AIM OF THE TASK
Restate the full set of records exactly, without adding or dropping a word.

Dataset items

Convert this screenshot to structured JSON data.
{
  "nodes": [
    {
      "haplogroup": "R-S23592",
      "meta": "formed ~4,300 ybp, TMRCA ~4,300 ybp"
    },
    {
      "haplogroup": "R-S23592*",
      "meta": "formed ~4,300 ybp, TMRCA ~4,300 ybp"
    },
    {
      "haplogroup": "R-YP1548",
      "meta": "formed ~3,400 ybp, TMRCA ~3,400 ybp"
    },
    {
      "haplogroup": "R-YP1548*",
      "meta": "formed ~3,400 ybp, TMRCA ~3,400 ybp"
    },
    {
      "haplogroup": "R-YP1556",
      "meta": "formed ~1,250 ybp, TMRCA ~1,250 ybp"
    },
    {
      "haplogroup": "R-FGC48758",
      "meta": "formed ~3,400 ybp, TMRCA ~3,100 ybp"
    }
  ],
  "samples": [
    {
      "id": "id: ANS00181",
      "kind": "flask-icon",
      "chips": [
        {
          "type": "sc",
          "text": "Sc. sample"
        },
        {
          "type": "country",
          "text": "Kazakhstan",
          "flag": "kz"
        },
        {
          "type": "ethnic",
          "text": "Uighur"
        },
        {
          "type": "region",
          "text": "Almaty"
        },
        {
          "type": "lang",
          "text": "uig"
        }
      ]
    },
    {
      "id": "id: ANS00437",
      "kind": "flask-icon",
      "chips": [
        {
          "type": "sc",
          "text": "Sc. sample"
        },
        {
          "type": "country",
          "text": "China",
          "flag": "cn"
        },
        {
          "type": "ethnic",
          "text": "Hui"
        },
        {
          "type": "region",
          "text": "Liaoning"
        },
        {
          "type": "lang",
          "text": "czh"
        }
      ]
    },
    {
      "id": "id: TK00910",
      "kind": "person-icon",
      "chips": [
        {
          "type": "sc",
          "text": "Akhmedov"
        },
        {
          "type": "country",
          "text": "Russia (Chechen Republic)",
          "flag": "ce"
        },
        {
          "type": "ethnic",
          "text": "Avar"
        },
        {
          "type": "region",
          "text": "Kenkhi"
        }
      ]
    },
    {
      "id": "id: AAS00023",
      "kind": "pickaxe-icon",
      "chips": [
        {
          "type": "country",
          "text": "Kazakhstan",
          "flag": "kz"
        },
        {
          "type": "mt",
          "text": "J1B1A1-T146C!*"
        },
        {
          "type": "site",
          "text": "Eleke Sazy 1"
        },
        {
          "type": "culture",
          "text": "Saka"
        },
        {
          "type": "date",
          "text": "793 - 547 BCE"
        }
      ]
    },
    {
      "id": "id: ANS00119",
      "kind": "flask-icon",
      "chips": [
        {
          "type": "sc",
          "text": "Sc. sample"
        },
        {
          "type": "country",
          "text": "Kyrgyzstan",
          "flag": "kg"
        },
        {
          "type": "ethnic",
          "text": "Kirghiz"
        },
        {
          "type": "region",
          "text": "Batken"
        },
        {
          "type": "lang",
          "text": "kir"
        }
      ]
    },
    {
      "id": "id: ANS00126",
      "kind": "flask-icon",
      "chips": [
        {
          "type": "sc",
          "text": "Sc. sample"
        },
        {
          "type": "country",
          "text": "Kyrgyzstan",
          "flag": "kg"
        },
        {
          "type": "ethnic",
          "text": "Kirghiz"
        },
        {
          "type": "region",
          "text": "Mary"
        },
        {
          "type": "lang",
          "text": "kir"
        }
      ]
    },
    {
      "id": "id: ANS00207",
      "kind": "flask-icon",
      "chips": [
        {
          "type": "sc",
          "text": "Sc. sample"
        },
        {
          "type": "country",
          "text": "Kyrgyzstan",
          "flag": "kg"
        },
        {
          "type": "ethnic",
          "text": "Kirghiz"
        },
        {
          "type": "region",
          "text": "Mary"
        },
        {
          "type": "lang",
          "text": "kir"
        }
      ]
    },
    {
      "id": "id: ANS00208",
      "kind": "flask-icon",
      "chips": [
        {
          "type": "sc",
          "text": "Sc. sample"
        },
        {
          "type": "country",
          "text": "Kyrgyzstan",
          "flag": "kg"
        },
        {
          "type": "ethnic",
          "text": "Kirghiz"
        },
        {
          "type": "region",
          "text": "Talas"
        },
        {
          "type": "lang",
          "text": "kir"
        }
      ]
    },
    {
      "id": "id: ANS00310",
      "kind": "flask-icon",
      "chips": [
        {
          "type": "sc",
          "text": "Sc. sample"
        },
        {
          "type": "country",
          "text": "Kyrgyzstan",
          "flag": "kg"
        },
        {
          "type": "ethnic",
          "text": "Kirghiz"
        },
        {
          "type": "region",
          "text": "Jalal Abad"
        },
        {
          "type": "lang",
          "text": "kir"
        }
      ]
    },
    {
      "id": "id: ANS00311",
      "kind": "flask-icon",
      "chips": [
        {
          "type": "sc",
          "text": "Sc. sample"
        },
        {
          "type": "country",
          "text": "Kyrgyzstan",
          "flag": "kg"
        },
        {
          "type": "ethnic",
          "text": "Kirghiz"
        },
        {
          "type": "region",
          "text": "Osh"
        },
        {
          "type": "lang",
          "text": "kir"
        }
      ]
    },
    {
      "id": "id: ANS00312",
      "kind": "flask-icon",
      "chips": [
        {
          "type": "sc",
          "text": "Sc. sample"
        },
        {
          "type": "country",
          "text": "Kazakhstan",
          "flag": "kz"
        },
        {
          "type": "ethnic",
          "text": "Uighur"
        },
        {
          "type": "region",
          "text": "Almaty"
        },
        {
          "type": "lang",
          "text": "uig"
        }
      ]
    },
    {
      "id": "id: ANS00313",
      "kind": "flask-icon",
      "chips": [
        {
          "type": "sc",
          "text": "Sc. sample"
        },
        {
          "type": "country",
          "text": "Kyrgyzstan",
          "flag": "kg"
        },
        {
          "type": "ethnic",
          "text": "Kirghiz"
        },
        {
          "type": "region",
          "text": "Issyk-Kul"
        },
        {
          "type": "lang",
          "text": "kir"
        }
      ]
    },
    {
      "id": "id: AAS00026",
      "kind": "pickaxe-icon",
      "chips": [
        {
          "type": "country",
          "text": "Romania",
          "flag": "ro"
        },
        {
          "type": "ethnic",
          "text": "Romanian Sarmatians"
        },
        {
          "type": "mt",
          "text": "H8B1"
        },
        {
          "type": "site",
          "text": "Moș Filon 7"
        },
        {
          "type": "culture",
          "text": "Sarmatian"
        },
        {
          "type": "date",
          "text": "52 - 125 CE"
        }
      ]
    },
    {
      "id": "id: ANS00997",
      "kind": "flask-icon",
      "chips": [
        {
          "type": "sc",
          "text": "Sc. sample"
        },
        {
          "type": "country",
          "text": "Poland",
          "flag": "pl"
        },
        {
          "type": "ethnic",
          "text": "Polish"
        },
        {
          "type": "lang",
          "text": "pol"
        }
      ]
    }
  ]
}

EXERCISE RESULT
Convert this screenshot to structured JSON data.
{
  "nodes": [
    {
      "haplogroup": "R-S23592",
      "meta": "formed ~4,300 ybp, TMRCA ~4,300 ybp"
    },
    {
      "haplogroup": "R-S23592*",
      "meta": "formed ~4,300 ybp, TMRCA ~4,300 ybp"
    },
    {
      "haplogroup": "R-YP1548",
      "meta": "formed ~3,400 ybp, TMRCA ~3,400 ybp"
    },
    {
      "haplogroup": "R-YP1548*",
      "meta": "formed ~3,400 ybp, TMRCA ~3,400 ybp"
    },
    {
      "haplogroup": "R-YP1556",
      "meta": "formed ~1,250 ybp, TMRCA ~1,250 ybp"
    },
    {
      "haplogroup": "R-FGC48758",
      "meta": "formed ~3,400 ybp, TMRCA ~3,100 ybp"
    }
  ],
  "samples": [
    {
      "id": "id: ANS00181",
      "kind": "flask-icon",
      "chips": [
        {
          "type": "sc",
          "text": "Sc. sample"
        },
        {
          "type": "country",
          "text": "Kazakhstan",
          "flag": "kz"
        },
        {
          "type": "ethnic",
          "text": "Uighur"
        },
        {
          "type": "region",
          "text": "Almaty"
        },
        {
          "type": "lang",
          "text": "uig"
        }
      ]
    },
    {
      "id": "id: ANS00437",
      "kind": "flask-icon",
      "chips": [
        {
          "type": "sc",
          "text": "Sc. sample"
        },
        {
          "type": "country",
          "text": "China",
          "flag": "cn"
        },
        {
          "type": "ethnic",
          "text": "Hui"
        },
        {
          "type": "region",
          "text": "Liaoning"
        },
        {
          "type": "lang",
          "text": "czh"
        }
      ]
    },
    {
      "id": "id: TK00910",
      "kind": "person-icon",
      "chips": [
        {
          "type": "sc",
          "text": "Akhmedov"
        },
        {
          "type": "country",
          "text": "Russia (Chechen Republic)",
          "flag": "ce"
        },
        {
          "type": "ethnic",
          "text": "Avar"
        },
        {
          "type": "region",
          "text": "Kenkhi"
        }
      ]
    },
    {
      "id": "id: AAS00023",
      "kind": "pickaxe-icon",
      "chips": [
        {
          "type": "country",
          "text": "Kazakhstan",
          "flag": "kz"
        },
        {
          "type": "mt",
          "text": "J1B1A1-T146C!*"
        },
        {
          "type": "site",
          "text": "Eleke Sazy 1"
        },
        {
          "type": "culture",
          "text": "Saka"
        },
        {
          "type": "date",
          "text": "793 - 547 BCE"
        }
      ]
    },
    {
      "id": "id: ANS00119",
      "kind": "flask-icon",
      "chips": [
        {
          "type": "sc",
          "text": "Sc. sample"
        },
        {
          "type": "country",
          "text": "Kyrgyzstan",
          "flag": "kg"
        },
        {
          "type": "ethnic",
          "text": "Kirghiz"
        },
        {
          "type": "region",
          "text": "Batken"
        },
        {
          "type": "lang",
          "text": "kir"
        }
      ]
    },
    {
      "id": "id: ANS00126",
      "kind": "flask-icon",
      "chips": [
        {
          "type": "sc",
          "text": "Sc. sample"
        },
        {
          "type": "country",
          "text": "Kyrgyzstan",
          "flag": "kg"
        },
        {
          "type": "ethnic",
          "text": "Kirghiz"
        },
        {
          "type": "region",
          "text": "Mary"
        },
        {
          "type": "lang",
          "text": "kir"
        }
      ]
    },
    {
      "id": "id: ANS00207",
      "kind": "flask-icon",
      "chips": [
        {
          "type": "sc",
          "text": "Sc. sample"
        },
        {
          "type": "country",
          "text": "Kyrgyzstan",
          "flag": "kg"
        },
        {
          "type": "ethnic",
          "text": "Kirghiz"
        },
        {
          "type": "region",
          "text": "Mary"
        },
        {
          "type": "lang",
          "text": "kir"
        }
      ]
    },
    {
      "id": "id: ANS00208",
      "kind": "flask-icon",
      "chips": [
        {
          "type": "sc",
          "text": "Sc. sample"
        },
        {
          "type": "country",
          "text": "Kyrgyzstan",
          "flag": "kg"
        },
        {
          "type": "ethnic",
          "text": "Kirghiz"
        },
        {
          "type": "region",
          "text": "Talas"
        },
        {
          "type": "lang",
          "text": "kir"
        }
      ]
    },
    {
      "id": "id: ANS00310",
      "kind": "flask-icon",
      "chips": [
        {
          "type": "sc",
          "text": "Sc. sample"
        },
        {
          "type": "country",
          "text": "Kyrgyzstan",
          "flag": "kg"
        },
        {
          "type": "ethnic",
          "text": "Kirghiz"
        },
        {
          "type": "region",
          "text": "Jalal Abad"
        },
        {
          "type": "lang",
          "text": "kir"
        }
      ]
    },
    {
      "id": "id: ANS00311",
      "kind": "flask-icon",
      "chips": [
        {
          "type": "sc",
          "text": "Sc. sample"
        },
        {
          "type": "country",
          "text": "Kyrgyzstan",
          "flag": "kg"
        },
        {
          "type": "ethnic",
          "text": "Kirghiz"
        },
        {
          "type": "region",
          "text": "Osh"
        },
        {
          "type": "lang",
          "text": "kir"
        }
      ]
    },
    {
      "id": "id: ANS00312",
      "kind": "flask-icon",
      "chips": [
        {
          "type": "sc",
          "text": "Sc. sample"
        },
        {
          "type": "country",
          "text": "Kazakhstan",
          "flag": "kz"
        },
        {
          "type": "ethnic",
          "text": "Uighur"
        },
        {
          "type": "region",
          "text": "Almaty"
        },
        {
          "type": "lang",
          "text": "uig"
        }
      ]
    },
    {
      "id": "id: ANS00313",
      "kind": "flask-icon",
      "chips": [
        {
          "type": "sc",
          "text": "Sc. sample"
        },
        {
          "type": "country",
          "text": "Kyrgyzstan",
          "flag": "kg"
        },
        {
          "type": "ethnic",
          "text": "Kirghiz"
        },
        {
          "type": "region",
          "text": "Issyk-Kul"
        },
        {
          "type": "lang",
          "text": "kir"
        }
      ]
    },
    {
      "id": "id: AAS00026",
      "kind": "pickaxe-icon",
      "chips": [
        {
          "type": "country",
          "text": "Romania",
          "flag": "ro"
        },
        {
          "type": "ethnic",
          "text": "Romanian Sarmatians"
        },
        {
          "type": "mt",
          "text": "H8B1"
        },
        {
          "type": "site",
          "text": "Moș Filon 7"
        },
        {
          "type": "culture",
          "text": "Sarmatian"
        },
        {
          "type": "date",
          "text": "52 - 125 CE"
        }
      ]
    },
    {
      "id": "id: ANS00997",
      "kind": "flask-icon",
      "chips": [
        {
          "type": "sc",
          "text": "Sc. sample"
        },
        {
          "type": "country",
          "text": "Poland",
          "flag": "pl"
        },
        {
          "type": "ethnic",
          "text": "Polish"
        },
        {
          "type": "lang",
          "text": "pol"
        }
      ]
    }
  ]
}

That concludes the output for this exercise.